**What you need to do**
Return all lines with the word "Holocaust" in them.

**Dataset records**
start
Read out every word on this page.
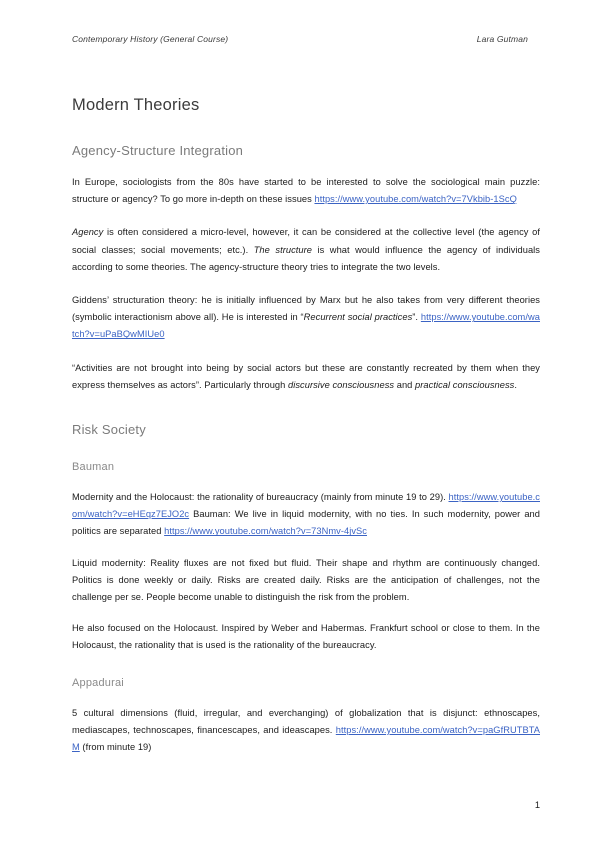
Contemporary History (General Course)	Lara Gutman
Modern Theories
Agency-Structure Integration

In Europe, sociologists from the 80s have started to be interested to solve the sociological main puzzle: structure or agency? To go more in-depth on these issues https://www.youtube.com/watch?v=7Vkbib-1ScQ

Agency is often considered a micro-level, however, it can be considered at the collective level (the agency of social classes; social movements; etc.). The structure is what would influence the agency of individuals according to some theories. The agency-structure theory tries to integrate the two levels.

Giddens’ structuration theory: he is initially influenced by Marx but he also takes from very different theories (symbolic interactionism above all). He is interested in “Recurrent social practices”. https://www.youtube.com/watch?v=uPaBQwMIUe0

“Activities are not brought into being by social actors but these are constantly recreated by them when they express themselves as actors”. Particularly through discursive consciousness and practical consciousness.

Risk Society
Bauman

Modernity and the Holocaust: the rationality of bureaucracy (mainly from minute 19 to 29). https://www.youtube.com/watch?v=eHEqz7EJO2c Bauman: We live in liquid modernity, with no ties. In such modernity, power and politics are separated https://www.youtube.com/watch?v=73Nmv-4jvSc

Liquid modernity: Reality fluxes are not fixed but fluid. Their shape and rhythm are continuously changed. Politics is done weekly or daily. Risks are created daily. Risks are the anticipation of challenges, not the challenge per se. People become unable to distinguish the risk from the problem.

He also focused on the Holocaust. Inspired by Weber and Habermas. Frankfurt school or close to them. In the Holocaust, the rationality that is used is the rationality of the bureaucracy.

Appadurai

5 cultural dimensions (fluid, irregular, and everchanging) of globalization that is disjunct: ethnoscapes, mediascapes, technoscapes, financescapes, and ideascapes. https://www.youtube.com/watch?v=paGfRUTBTAM (from minute 19)

1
end
**Task solution**
Modernity and the Holocaust: the rationality of bureaucracy (mainly from minute 19 to 29). https://www.youtube.com/watch?v=eHEqz7EJO2c Bauman: We live in liquid modernity, with no ties. In such modernity, power and politics are separated https://www.youtube.com/watch?v=73Nmv-4jvSc
He also focused on the Holocaust. Inspired by Weber and Habermas. Frankfurt school or close to them. In the Holocaust, the rationality that is used is the rationality of the bureaucracy.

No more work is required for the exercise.